_Set task_
Restate, word for word, every line of the data.

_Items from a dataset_
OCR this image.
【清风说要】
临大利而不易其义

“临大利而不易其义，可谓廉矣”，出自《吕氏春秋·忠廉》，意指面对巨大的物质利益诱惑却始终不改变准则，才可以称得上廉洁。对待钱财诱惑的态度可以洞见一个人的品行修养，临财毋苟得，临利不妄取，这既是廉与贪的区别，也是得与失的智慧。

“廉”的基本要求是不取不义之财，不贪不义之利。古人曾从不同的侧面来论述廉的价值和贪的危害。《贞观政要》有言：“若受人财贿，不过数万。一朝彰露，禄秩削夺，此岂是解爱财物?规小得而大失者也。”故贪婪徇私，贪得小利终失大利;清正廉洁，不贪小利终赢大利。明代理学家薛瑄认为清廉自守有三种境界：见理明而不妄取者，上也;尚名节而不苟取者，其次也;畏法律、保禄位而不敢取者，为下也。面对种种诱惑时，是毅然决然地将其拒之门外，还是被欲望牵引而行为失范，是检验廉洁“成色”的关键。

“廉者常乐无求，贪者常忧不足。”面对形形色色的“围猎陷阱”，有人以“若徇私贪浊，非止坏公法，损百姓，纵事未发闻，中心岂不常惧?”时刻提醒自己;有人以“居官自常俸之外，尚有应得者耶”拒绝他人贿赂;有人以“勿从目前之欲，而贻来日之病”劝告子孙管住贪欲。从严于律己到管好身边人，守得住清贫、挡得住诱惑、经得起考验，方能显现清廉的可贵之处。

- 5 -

_Result of this task_
OCR this image.
【清风说要】
临大利而不易其义

“临大利而不易其义，可谓廉矣”，出自《吕氏春秋·忠廉》，意指面对巨大的物质利益诱惑却始终不改变准则，才可以称得上廉洁。对待钱财诱惑的态度可以洞见一个人的品行修养，临财毋苟得，临利不妄取，这既是廉与贪的区别，也是得与失的智慧。

“廉”的基本要求是不取不义之财，不贪不义之利。古人曾从不同的侧面来论述廉的价值和贪的危害。《贞观政要》有言：“若受人财贿，不过数万。一朝彰露，禄秩削夺，此岂是解爱财物?规小得而大失者也。”故贪婪徇私，贪得小利终失大利;清正廉洁，不贪小利终赢大利。明代理学家薛瑄认为清廉自守有三种境界：见理明而不妄取者，上也;尚名节而不苟取者，其次也;畏法律、保禄位而不敢取者，为下也。面对种种诱惑时，是毅然决然地将其拒之门外，还是被欲望牵引而行为失范，是检验廉洁“成色”的关键。

“廉者常乐无求，贪者常忧不足。”面对形形色色的“围猎陷阱”，有人以“若徇私贪浊，非止坏公法，损百姓，纵事未发闻，中心岂不常惧?”时刻提醒自己;有人以“居官自常俸之外，尚有应得者耶”拒绝他人贿赂;有人以“勿从目前之欲，而贻来日之病”劝告子孙管住贪欲。从严于律己到管好身边人，守得住清贫、挡得住诱惑、经得起考验，方能显现清廉的可贵之处。

- 5 -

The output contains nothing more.